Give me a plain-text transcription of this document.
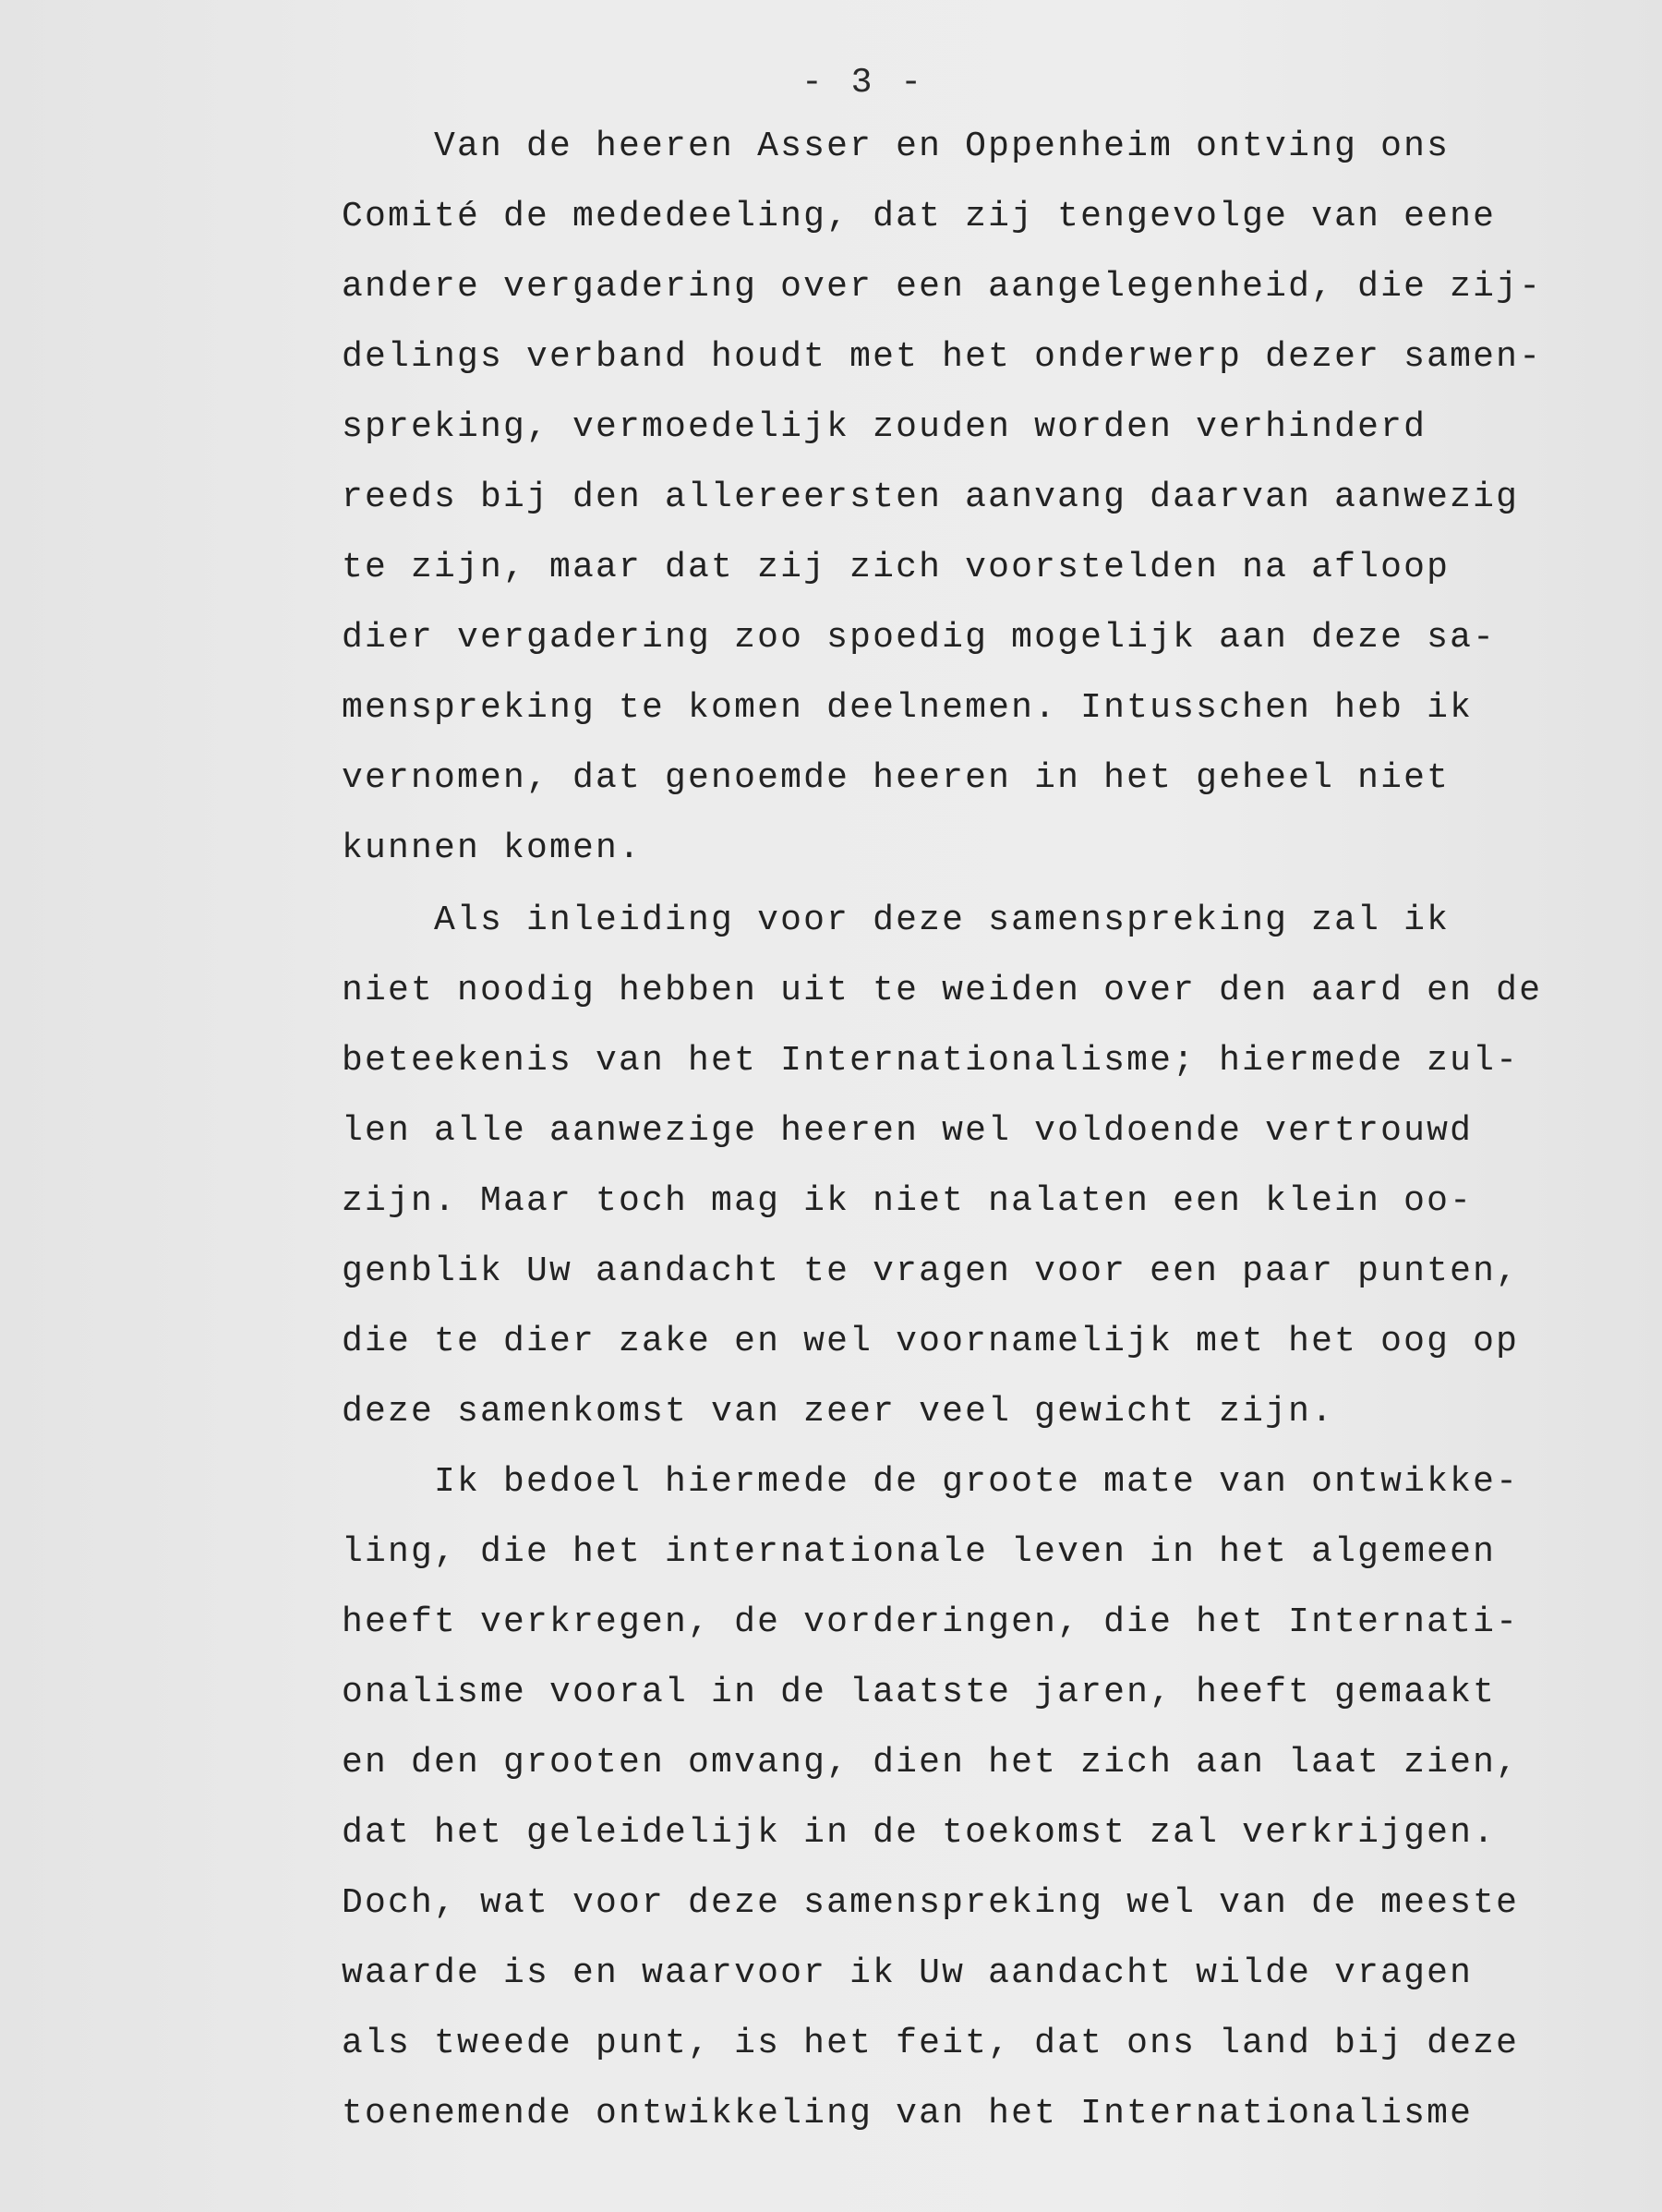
- 3 -
Van de heeren Asser en Oppenheim ontving ons
Comité de mededeeling, dat zij tengevolge van eene
andere vergadering over een aangelegenheid, die zij-
delings verband houdt met het onderwerp dezer samen-
spreking, vermoedelijk zouden worden verhinderd
reeds bij den allereersten aanvang daarvan aanwezig
te zijn, maar dat zij zich voorstelden na afloop
dier vergadering zoo spoedig mogelijk aan deze sa-
menspreking te komen deelnemen. Intusschen heb ik
vernomen, dat genoemde heeren in het geheel niet
kunnen komen.
Als inleiding voor deze samenspreking zal ik
niet noodig hebben uit te weiden over den aard en de
beteekenis van het Internationalisme; hiermede zul-
len alle aanwezige heeren wel voldoende vertrouwd
zijn. Maar toch mag ik niet nalaten een klein oo-
genblik Uw aandacht te vragen voor een paar punten,
die te dier zake en wel voornamelijk met het oog op
deze samenkomst van zeer veel gewicht zijn.
Ik bedoel hiermede de groote mate van ontwikke-
ling, die het internationale leven in het algemeen
heeft verkregen, de vorderingen, die het Internati-
onalisme vooral in de laatste jaren, heeft gemaakt
en den grooten omvang, dien het zich aan laat zien,
dat het geleidelijk in de toekomst zal verkrijgen.
Doch, wat voor deze samenspreking wel van de meeste
waarde is en waarvoor ik Uw aandacht wilde vragen
als tweede punt, is het feit, dat ons land bij deze
toenemende ontwikkeling van het Internationalisme
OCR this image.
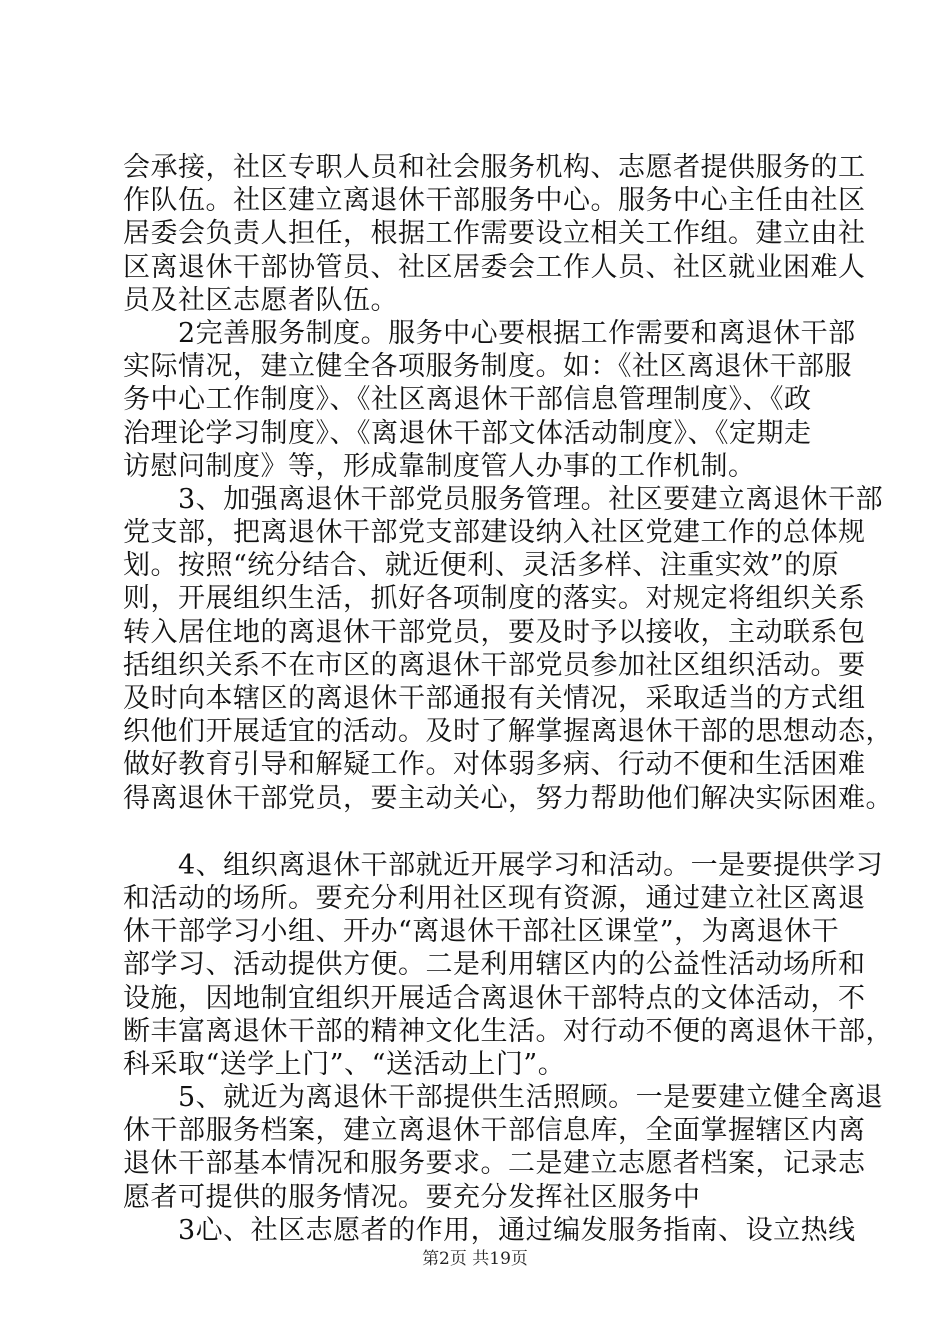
会承接，社区专职人员和社会服务机构、志愿者提供服务的工
作队伍。社区建立离退休干部服务中心。服务中心主任由社区
居委会负责人担任，根据工作需要设立相关工作组。建立由社
区离退休干部协管员、社区居委会工作人员、社区就业困难人
员及社区志愿者队伍。
　　2完善服务制度。服务中心要根据工作需要和离退休干部
实际情况，建立健全各项服务制度。如：《社区离退休干部服
务中心工作制度》、《社区离退休干部信息管理制度》、《政
治理论学习制度》、《离退休干部文体活动制度》、《定期走
访慰问制度》等，形成靠制度管人办事的工作机制。
　　3、加强离退休干部党员服务管理。社区要建立离退休干部
党支部，把离退休干部党支部建设纳入社区党建工作的总体规
划。按照“统分结合、就近便利、灵活多样、注重实效”的原
则，开展组织生活，抓好各项制度的落实。对规定将组织关系
转入居住地的离退休干部党员，要及时予以接收，主动联系包
括组织关系不在市区的离退休干部党员参加社区组织活动。要
及时向本辖区的离退休干部通报有关情况，采取适当的方式组
织他们开展适宜的活动。及时了解掌握离退休干部的思想动态，
做好教育引导和解疑工作。对体弱多病、行动不便和生活困难
得离退休干部党员，要主动关心，努力帮助他们解决实际困难。
　　4、组织离退休干部就近开展学习和活动。一是要提供学习
和活动的场所。要充分利用社区现有资源，通过建立社区离退
休干部学习小组、开办“离退休干部社区课堂”，为离退休干
部学习、活动提供方便。二是利用辖区内的公益性活动场所和
设施，因地制宜组织开展适合离退休干部特点的文体活动，不
断丰富离退休干部的精神文化生活。对行动不便的离退休干部，
科采取“送学上门”、“送活动上门”。
　　5、就近为离退休干部提供生活照顾。一是要建立健全离退
休干部服务档案，建立离退休干部信息库，全面掌握辖区内离
退休干部基本情况和服务要求。二是建立志愿者档案，记录志
愿者可提供的服务情况。要充分发挥社区服务中
　　3心、社区志愿者的作用，通过编发服务指南、设立热线
第2页 共19页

------------------------------------------------

→ Task requirements:
Output the records above exactly; leave out the pictures.

→ Solution:
Give me a plain-text transcription of this document.
- 3 -
Van de heeren Asser en Oppenheim ontving ons
Comité de mededeeling, dat zij tengevolge van eene
andere vergadering over een aangelegenheid, die zij-
delings verband houdt met het onderwerp dezer samen-
spreking, vermoedelijk zouden worden verhinderd
reeds bij den allereersten aanvang daarvan aanwezig
te zijn, maar dat zij zich voorstelden na afloop
dier vergadering zoo spoedig mogelijk aan deze sa-
menspreking te komen deelnemen. Intusschen heb ik
vernomen, dat genoemde heeren in het geheel niet
kunnen komen.
Als inleiding voor deze samenspreking zal ik
niet noodig hebben uit te weiden over den aard en de
beteekenis van het Internationalisme; hiermede zul-
len alle aanwezige heeren wel voldoende vertrouwd
zijn. Maar toch mag ik niet nalaten een klein oo-
genblik Uw aandacht te vragen voor een paar punten,
die te dier zake en wel voornamelijk met het oog op
deze samenkomst van zeer veel gewicht zijn.
Ik bedoel hiermede de groote mate van ontwikke-
ling, die het internationale leven in het algemeen
heeft verkregen, de vorderingen, die het Internati-
onalisme vooral in de laatste jaren, heeft gemaakt
en den grooten omvang, dien het zich aan laat zien,
dat het geleidelijk in de toekomst zal verkrijgen.
Doch, wat voor deze samenspreking wel van de meeste
waarde is en waarvoor ik Uw aandacht wilde vragen
als tweede punt, is het feit, dat ons land bij deze
toenemende ontwikkeling van het Internationalisme
OCR this image.
会承接，社区专职人员和社会服务机构、志愿者提供服务的工
作队伍。社区建立离退休干部服务中心。服务中心主任由社区
居委会负责人担任，根据工作需要设立相关工作组。建立由社
区离退休干部协管员、社区居委会工作人员、社区就业困难人
员及社区志愿者队伍。
　　2完善服务制度。服务中心要根据工作需要和离退休干部
实际情况，建立健全各项服务制度。如：《社区离退休干部服
务中心工作制度》、《社区离退休干部信息管理制度》、《政
治理论学习制度》、《离退休干部文体活动制度》、《定期走
访慰问制度》等，形成靠制度管人办事的工作机制。
　　3、加强离退休干部党员服务管理。社区要建立离退休干部
党支部，把离退休干部党支部建设纳入社区党建工作的总体规
划。按照“统分结合、就近便利、灵活多样、注重实效”的原
则，开展组织生活，抓好各项制度的落实。对规定将组织关系
转入居住地的离退休干部党员，要及时予以接收，主动联系包
括组织关系不在市区的离退休干部党员参加社区组织活动。要
及时向本辖区的离退休干部通报有关情况，采取适当的方式组
织他们开展适宜的活动。及时了解掌握离退休干部的思想动态，
做好教育引导和解疑工作。对体弱多病、行动不便和生活困难
得离退休干部党员，要主动关心，努力帮助他们解决实际困难。
　　4、组织离退休干部就近开展学习和活动。一是要提供学习
和活动的场所。要充分利用社区现有资源，通过建立社区离退
休干部学习小组、开办“离退休干部社区课堂”，为离退休干
部学习、活动提供方便。二是利用辖区内的公益性活动场所和
设施，因地制宜组织开展适合离退休干部特点的文体活动，不
断丰富离退休干部的精神文化生活。对行动不便的离退休干部，
科采取“送学上门”、“送活动上门”。
　　5、就近为离退休干部提供生活照顾。一是要建立健全离退
休干部服务档案，建立离退休干部信息库，全面掌握辖区内离
退休干部基本情况和服务要求。二是建立志愿者档案，记录志
愿者可提供的服务情况。要充分发挥社区服务中
　　3心、社区志愿者的作用，通过编发服务指南、设立热线
第2页 共19页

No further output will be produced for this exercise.